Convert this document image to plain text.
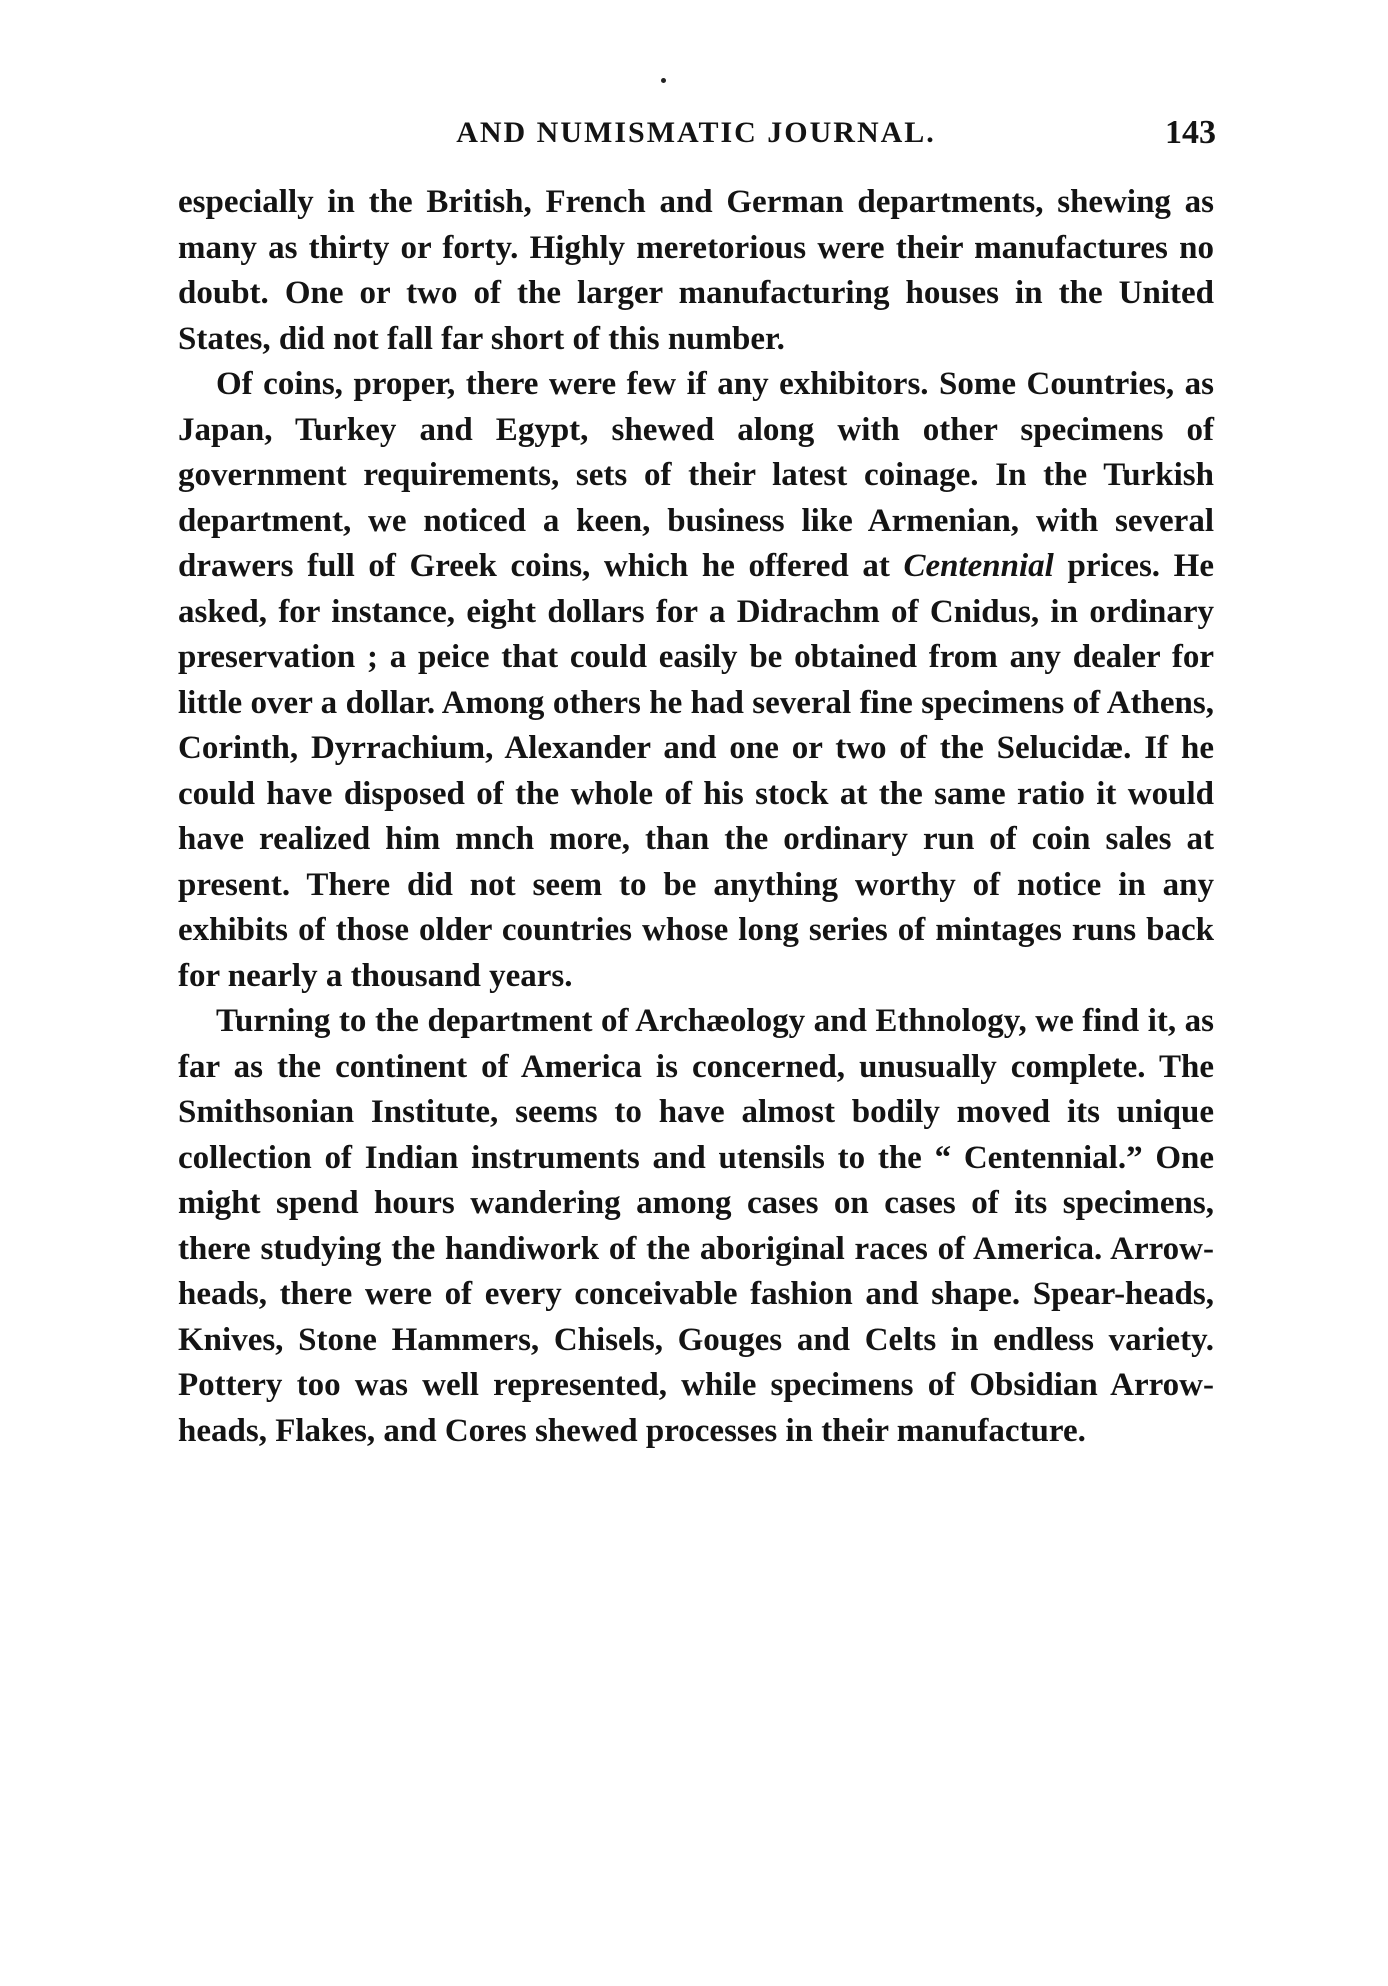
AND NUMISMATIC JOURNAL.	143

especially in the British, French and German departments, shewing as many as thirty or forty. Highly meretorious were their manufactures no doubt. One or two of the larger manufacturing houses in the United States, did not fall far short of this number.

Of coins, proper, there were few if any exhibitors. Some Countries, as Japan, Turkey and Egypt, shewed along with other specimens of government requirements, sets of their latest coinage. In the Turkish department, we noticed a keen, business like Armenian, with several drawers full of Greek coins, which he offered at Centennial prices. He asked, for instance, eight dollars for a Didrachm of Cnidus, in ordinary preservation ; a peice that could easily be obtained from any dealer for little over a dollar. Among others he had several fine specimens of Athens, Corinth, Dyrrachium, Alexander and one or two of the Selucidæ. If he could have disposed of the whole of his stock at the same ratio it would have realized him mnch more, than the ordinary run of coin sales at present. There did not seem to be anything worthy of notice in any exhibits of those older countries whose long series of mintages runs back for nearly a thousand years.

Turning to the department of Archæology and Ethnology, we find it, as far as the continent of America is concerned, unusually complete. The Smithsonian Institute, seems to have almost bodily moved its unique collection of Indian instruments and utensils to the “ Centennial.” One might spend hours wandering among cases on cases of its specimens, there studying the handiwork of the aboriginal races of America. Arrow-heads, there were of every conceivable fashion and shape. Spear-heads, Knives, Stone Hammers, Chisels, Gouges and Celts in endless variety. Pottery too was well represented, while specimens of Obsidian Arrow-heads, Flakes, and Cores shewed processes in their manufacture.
#####
YOUR OBJECTIVE - Extract all the entries word for word; omit any pictures.

WORKED SOLUTION -
Convert this document image to plain text.
AND NUMISMATIC JOURNAL.	143

especially in the British, French and German departments, shewing as many as thirty or forty. Highly meretorious were their manufactures no doubt. One or two of the larger manufacturing houses in the United States, did not fall far short of this number.

Of coins, proper, there were few if any exhibitors. Some Countries, as Japan, Turkey and Egypt, shewed along with other specimens of government requirements, sets of their latest coinage. In the Turkish department, we noticed a keen, business like Armenian, with several drawers full of Greek coins, which he offered at Centennial prices. He asked, for instance, eight dollars for a Didrachm of Cnidus, in ordinary preservation ; a peice that could easily be obtained from any dealer for little over a dollar. Among others he had several fine specimens of Athens, Corinth, Dyrrachium, Alexander and one or two of the Selucidæ. If he could have disposed of the whole of his stock at the same ratio it would have realized him mnch more, than the ordinary run of coin sales at present. There did not seem to be anything worthy of notice in any exhibits of those older countries whose long series of mintages runs back for nearly a thousand years.

Turning to the department of Archæology and Ethnology, we find it, as far as the continent of America is concerned, unusually complete. The Smithsonian Institute, seems to have almost bodily moved its unique collection of Indian instruments and utensils to the “ Centennial.” One might spend hours wandering among cases on cases of its specimens, there studying the handiwork of the aboriginal races of America. Arrow-heads, there were of every conceivable fashion and shape. Spear-heads, Knives, Stone Hammers, Chisels, Gouges and Celts in endless variety. Pottery too was well represented, while specimens of Obsidian Arrow-heads, Flakes, and Cores shewed processes in their manufacture.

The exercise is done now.